* [YOUR TASKS]
a: Which amounts in pounds does the GTR ownership thread give, and what does each one cover?
b: Extend the GTR ownership thread past its final post.

* [PAGE EXTRACT]

☆ ☆ ☆ ☆ ☆ ☆ ☆

Where will you use the acceleration though? If on the road, the GTR is just bonkers with any typical speed limit. On track the GTR is VERY expensive.


----------



## R35Audio (Jul 9, 2002)

08 plate? Do you mean 09.....08 plate is an early import. UK cars started in April 09 

Having owned a Evo in the past, it was nearly as thirsty as your GTR will be. Suspect you will get 17mpg ish on average MPG. Doesn't go through tyres any more than your EVO will (well perhaps a little more due to its weight) but go to Nissan to get them replaced and prepare to sit down....£650 ish per corner. Stick to other makes of tyres which are subjectively 95% as good for half that price.

Brake discs and pads again from Nissan are $$$ but good alternatives with standard road pads will be about £600 per corner. Probably 20-25,000 between brake changes I would estimate.

Expensive but a lot of scaremungering of HUGE costs due to Nissans GTR tax on everything :runaway:


----------



## CaptainCarling (Feb 3, 2012)

Ok, maybe a 09 plate then as i want a UK spec one.
Hi John, ill be using it on the road as none of my cars hit the track, i only use my R1 there :chuckle:

How much does a service cost? (not at nissan)


----------



## thistle (Oct 27, 2007)

I just paid £165 for a 30 month service with me supplying the oil. It is basically just an oil change. You can find lots of info on service costs. Litchfield have a menu on their website.

GTR is no Evo in the wet. It can be a bit big on narrow roads. During the winter when the road is cold on OEM tyres you can't use all the power. In suboptimal conditions, treat it like an M car. It can stretch its legs and make use of the ludicrous acceleration and dry weather grip, but then you end up with ludicrous speed.

I'm not down on the car, but I don't drive it much in winter but it still costs me money.

The killer for me with the Evo IX was its lack of refinement. I probably wouldn't have got a GTR otherwise, but I didn't want a litre per 800kg of weight which is what the typical road trim Evo X has. The GTR has a litre per 460kg weight approx.

Depends what your reason for considering the GTR is?


----------



## CaptainCarling (Feb 3, 2012)

Seems like exactly why you have one my friend.
I would love the refinement that ive missed with the evo.
It isnt about out and out power etc, just the full package. Ive always felt that an Evo is a compromise, having the engine and chassis but no interior, where the GTR would tick all the boxes.
Ive just run an insurance quote and its £580, the same as my RS so no probs there.

They have a GTR at fords of winsford so im going go over tomorrow to have a look. Is there anything i should look out for?


----------



## sin (Dec 3, 2007)

Its all relative to how you drive tbh. Tyres with moderate track use expect 9,000 miles. Thats what i got.

i've just upgraded my brakes after 16,000 miles, only really changed due to OEM discs cracked (showed signs of cracks at 9K) again with moderate track use and a few training days. Replacement costs can vary dependant on what set up you want.

☆ ☆ ☆ ☆ ☆ ☆ ☆

* [EXTRACTED ENTRIES]
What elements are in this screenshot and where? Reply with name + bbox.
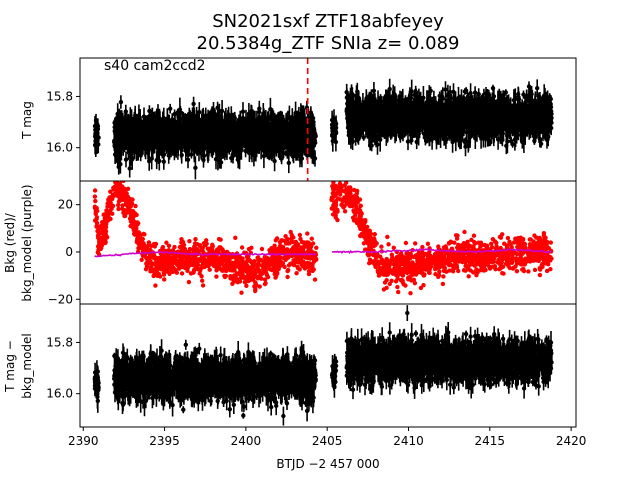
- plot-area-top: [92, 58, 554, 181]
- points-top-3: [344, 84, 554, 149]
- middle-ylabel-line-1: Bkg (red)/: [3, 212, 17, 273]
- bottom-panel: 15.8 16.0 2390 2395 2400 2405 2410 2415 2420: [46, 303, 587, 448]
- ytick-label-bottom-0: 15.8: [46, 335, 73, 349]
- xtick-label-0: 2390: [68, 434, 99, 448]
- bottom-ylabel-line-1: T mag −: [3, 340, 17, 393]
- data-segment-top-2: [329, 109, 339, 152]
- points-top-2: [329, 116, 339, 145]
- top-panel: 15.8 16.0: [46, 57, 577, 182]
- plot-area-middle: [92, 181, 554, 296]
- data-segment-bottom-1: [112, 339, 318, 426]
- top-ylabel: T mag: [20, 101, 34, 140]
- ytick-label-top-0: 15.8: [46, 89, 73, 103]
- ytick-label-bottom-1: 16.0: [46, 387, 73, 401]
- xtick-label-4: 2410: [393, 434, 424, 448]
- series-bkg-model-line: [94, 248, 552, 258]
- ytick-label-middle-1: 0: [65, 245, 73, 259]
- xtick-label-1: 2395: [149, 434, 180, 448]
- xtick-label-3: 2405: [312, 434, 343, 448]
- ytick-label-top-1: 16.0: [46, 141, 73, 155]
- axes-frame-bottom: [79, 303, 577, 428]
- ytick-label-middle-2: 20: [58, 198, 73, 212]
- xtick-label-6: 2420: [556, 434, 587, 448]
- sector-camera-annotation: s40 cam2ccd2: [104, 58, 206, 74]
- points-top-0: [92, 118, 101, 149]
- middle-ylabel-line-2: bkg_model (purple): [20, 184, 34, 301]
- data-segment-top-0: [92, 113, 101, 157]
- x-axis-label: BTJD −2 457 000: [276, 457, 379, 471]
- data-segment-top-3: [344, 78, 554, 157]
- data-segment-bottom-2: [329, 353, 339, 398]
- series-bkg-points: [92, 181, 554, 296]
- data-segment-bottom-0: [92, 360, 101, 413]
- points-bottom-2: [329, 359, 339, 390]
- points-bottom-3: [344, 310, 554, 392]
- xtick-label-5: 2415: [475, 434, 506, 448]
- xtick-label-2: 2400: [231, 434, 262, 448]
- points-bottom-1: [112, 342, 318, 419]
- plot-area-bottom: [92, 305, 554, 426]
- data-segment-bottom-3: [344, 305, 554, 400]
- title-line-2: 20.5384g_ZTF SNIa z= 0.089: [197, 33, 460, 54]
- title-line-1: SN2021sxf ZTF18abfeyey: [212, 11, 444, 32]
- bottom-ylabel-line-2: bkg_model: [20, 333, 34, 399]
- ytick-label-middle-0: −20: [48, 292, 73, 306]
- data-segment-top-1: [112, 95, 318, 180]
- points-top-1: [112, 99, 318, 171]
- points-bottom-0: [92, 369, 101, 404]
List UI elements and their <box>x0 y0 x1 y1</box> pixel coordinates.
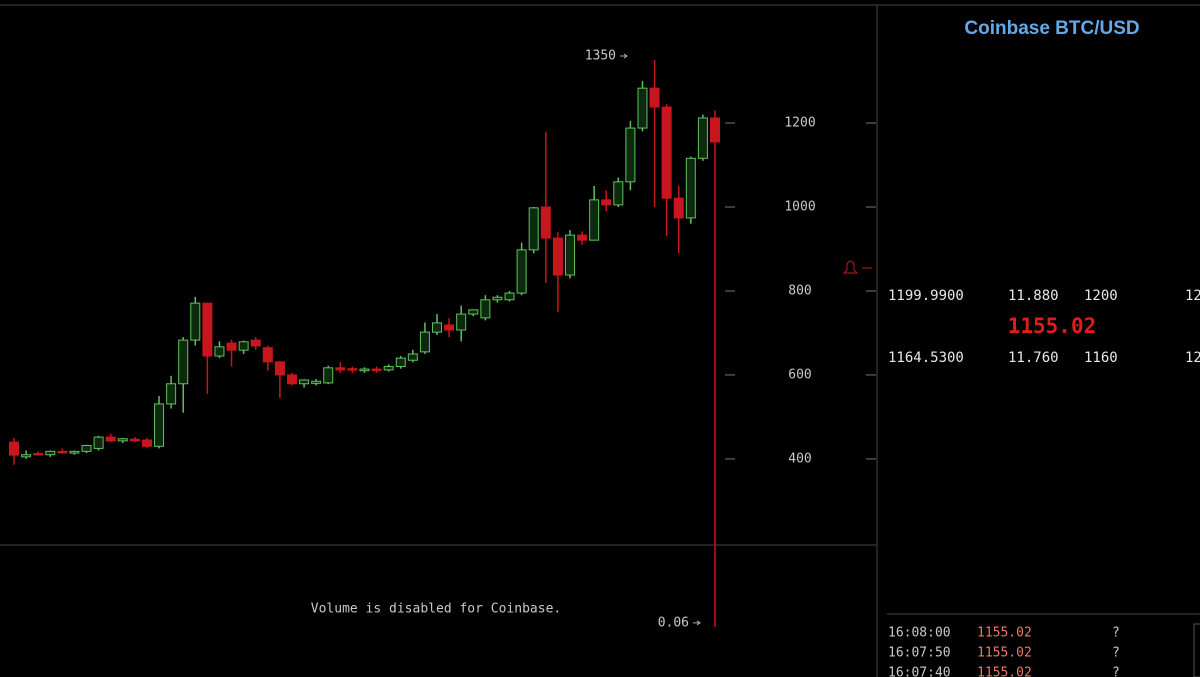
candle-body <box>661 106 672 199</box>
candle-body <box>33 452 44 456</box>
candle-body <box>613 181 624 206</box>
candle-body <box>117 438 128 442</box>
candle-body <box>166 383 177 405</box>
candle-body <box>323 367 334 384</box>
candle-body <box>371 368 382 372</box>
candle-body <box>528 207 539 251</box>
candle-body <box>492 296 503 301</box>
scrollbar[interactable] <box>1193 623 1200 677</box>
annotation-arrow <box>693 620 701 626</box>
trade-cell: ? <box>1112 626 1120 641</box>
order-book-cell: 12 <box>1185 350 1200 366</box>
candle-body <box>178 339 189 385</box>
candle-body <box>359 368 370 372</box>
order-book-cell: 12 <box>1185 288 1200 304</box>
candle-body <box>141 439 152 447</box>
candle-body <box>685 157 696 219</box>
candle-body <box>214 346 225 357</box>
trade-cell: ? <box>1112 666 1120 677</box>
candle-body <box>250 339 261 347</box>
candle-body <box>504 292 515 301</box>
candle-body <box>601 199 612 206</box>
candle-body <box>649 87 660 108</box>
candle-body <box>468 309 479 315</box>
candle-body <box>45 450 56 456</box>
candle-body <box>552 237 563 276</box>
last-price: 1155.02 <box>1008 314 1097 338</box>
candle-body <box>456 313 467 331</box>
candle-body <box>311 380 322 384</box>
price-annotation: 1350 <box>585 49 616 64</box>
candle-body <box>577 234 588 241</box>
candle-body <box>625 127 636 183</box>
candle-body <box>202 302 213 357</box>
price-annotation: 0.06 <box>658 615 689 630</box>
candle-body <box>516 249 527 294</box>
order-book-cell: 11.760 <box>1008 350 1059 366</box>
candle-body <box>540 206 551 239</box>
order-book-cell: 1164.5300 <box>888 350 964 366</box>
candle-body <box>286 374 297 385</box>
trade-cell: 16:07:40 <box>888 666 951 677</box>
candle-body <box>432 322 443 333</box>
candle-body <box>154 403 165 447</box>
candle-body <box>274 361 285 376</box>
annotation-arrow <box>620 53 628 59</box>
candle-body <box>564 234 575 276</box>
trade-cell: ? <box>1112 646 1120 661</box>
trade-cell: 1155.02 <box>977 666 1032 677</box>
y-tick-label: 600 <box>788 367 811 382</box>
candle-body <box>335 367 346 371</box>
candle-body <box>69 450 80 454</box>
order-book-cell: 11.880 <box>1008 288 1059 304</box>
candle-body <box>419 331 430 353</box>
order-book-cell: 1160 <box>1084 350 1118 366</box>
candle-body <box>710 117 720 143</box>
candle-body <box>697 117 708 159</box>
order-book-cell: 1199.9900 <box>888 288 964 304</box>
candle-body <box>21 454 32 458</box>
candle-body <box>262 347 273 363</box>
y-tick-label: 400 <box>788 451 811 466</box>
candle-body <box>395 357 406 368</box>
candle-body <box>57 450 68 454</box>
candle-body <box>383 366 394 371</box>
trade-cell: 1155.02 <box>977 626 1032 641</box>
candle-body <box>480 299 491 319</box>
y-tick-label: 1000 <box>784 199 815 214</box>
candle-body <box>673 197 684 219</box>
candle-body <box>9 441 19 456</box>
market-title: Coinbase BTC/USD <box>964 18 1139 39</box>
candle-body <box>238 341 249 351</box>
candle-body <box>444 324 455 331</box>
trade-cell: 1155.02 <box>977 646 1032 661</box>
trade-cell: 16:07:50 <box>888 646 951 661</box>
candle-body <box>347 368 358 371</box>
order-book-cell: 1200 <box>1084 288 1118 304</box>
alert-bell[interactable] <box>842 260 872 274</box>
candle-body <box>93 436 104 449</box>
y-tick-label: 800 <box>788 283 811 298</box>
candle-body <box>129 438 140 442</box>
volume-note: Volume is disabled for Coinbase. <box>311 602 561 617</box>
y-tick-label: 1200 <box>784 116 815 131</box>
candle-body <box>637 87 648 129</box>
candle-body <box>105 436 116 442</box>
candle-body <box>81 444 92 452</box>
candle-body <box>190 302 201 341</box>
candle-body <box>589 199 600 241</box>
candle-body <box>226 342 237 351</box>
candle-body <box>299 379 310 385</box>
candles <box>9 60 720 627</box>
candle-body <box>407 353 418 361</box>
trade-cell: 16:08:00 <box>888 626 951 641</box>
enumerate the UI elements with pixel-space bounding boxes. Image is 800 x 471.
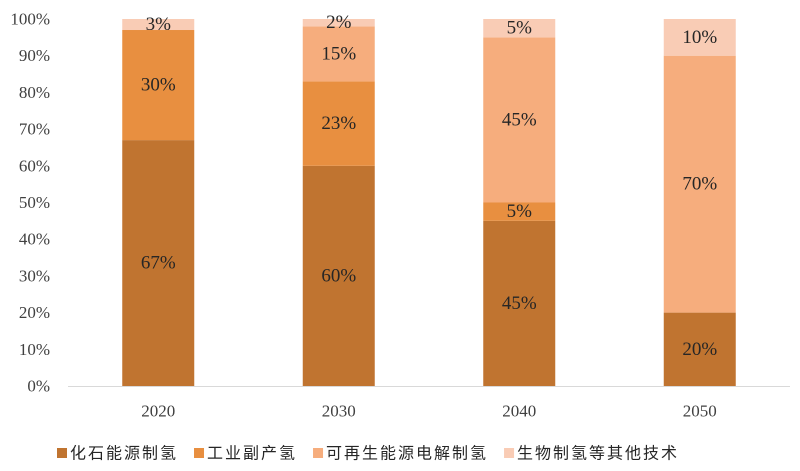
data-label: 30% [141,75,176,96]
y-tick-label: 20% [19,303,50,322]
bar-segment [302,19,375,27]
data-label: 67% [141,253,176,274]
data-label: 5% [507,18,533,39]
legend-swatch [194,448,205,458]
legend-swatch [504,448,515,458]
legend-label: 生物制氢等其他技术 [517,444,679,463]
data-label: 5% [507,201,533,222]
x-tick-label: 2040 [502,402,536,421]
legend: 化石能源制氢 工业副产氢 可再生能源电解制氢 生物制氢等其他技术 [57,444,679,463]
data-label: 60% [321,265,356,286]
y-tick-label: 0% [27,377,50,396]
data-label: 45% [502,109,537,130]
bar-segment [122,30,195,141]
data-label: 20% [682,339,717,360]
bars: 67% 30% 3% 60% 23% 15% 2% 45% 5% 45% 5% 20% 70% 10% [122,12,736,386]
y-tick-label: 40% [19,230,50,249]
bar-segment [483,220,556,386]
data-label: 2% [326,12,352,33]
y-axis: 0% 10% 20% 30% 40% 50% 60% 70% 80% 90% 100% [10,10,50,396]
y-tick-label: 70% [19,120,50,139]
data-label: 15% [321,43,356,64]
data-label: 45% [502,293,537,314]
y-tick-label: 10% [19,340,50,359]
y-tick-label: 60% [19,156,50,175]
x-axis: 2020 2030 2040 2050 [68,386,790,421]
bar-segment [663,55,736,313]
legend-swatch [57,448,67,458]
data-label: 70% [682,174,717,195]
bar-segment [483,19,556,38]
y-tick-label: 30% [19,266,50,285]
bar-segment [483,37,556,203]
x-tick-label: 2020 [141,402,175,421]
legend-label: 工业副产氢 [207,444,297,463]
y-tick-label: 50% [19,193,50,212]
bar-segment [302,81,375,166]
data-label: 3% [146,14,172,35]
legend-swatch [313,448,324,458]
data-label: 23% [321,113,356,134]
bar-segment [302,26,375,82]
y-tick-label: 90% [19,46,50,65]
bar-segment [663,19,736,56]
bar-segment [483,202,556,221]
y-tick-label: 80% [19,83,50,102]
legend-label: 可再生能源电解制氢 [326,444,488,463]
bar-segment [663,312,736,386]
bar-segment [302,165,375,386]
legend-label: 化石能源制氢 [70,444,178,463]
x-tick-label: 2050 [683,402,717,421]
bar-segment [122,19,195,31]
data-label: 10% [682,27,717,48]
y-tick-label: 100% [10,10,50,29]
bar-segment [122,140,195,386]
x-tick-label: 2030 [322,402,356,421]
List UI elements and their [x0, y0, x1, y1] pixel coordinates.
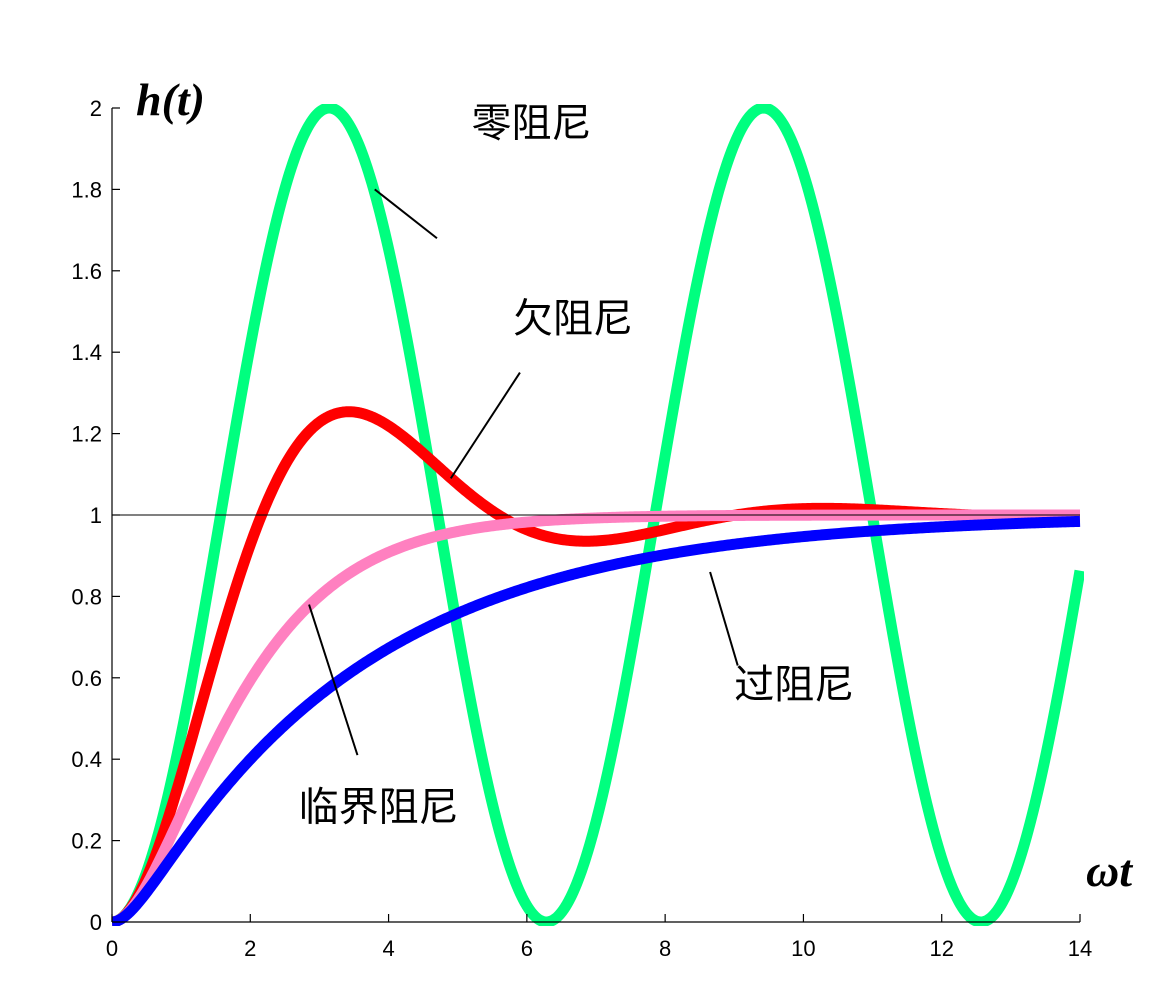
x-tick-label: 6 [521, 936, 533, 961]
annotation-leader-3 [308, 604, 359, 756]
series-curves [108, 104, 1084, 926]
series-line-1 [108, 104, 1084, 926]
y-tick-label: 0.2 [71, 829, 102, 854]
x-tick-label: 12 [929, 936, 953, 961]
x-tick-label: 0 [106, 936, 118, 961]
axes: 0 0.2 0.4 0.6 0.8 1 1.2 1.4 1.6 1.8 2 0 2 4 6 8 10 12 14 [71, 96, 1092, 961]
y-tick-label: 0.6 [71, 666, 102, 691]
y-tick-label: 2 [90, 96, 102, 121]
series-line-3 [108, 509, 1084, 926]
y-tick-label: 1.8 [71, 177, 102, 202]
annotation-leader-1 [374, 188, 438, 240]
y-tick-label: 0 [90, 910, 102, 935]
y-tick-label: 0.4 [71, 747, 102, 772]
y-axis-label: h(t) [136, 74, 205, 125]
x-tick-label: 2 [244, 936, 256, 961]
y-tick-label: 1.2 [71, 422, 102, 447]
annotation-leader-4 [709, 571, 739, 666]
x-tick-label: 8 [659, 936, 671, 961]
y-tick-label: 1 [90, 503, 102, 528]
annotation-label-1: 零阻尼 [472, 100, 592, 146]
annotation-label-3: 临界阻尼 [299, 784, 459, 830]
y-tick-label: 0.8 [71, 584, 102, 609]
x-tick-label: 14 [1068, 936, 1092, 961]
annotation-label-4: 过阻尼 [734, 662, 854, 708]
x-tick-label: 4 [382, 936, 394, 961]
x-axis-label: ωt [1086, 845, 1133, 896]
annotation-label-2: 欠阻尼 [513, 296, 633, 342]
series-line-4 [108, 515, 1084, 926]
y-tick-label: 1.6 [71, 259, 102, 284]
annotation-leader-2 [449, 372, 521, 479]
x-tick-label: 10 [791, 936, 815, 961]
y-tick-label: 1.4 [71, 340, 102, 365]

☆ ☆ ☆ ☆ ☆ ☆ ☆

* [ANSWERS TO THE TASKS]
a:
- £650 (approximately): a replacement tire per corner from Nissan
- £600: brake discs and pads per corner using good alternatives with standard road pads
- £165: a 30-month service, with the owner supplying the oil
- £580: an insurance quote, the same as for the poster's RS

b:
With similar use i would expect my new set up to last twice as long minimum (discs). Full set up circa £2k (discs & pads) for better than OEM set up.


----------



## thistle (Oct 27, 2007)

The GTR isn't the full package for me in that:

I can't park it anywhere
It is rubbish in the wet
It is big and has more power than you can safely use often on the road
It doesn't carry 4 adults well at all

In some ways the E60 M5 excels:

Genuinely epic acceleration when you wind it up
Far more refined with better ride comfort
Carries more people
Also rubbish in the wet but doesn't aquaplane like the GTR
... but reliability is suspect and the gearbox jerky.

I was within £100 of striking a deal on 335i and would have tuned it, like a poor man's M5 as it nearly goes as quick when you do tune it. I was also very tempted by a 997 Turbo as the ride quality on that was far better than the GTR, it has 2 year service intervals.

B7 RS4 was nice, the handling and size really suited Scottish roads, but I preferred auto and turbo. It didn't feel epic fast like the M5 or GTR, but I think it might be a better year round car in Scotland. But it has dodgy reliability.

Some like the TTRS, and the B8 S4 3.0 supercharged is rated by some.


----------



## Adamantium (Jun 24, 2002)

John,

You really do sound down on the car.

The reasons you quote are why I quickly went through 3 and ended up with an exige and an a3 tdi quattro (230bhp) for daily use.

A genuine workhorse and a genuine toy that costs nothing to run in comparison.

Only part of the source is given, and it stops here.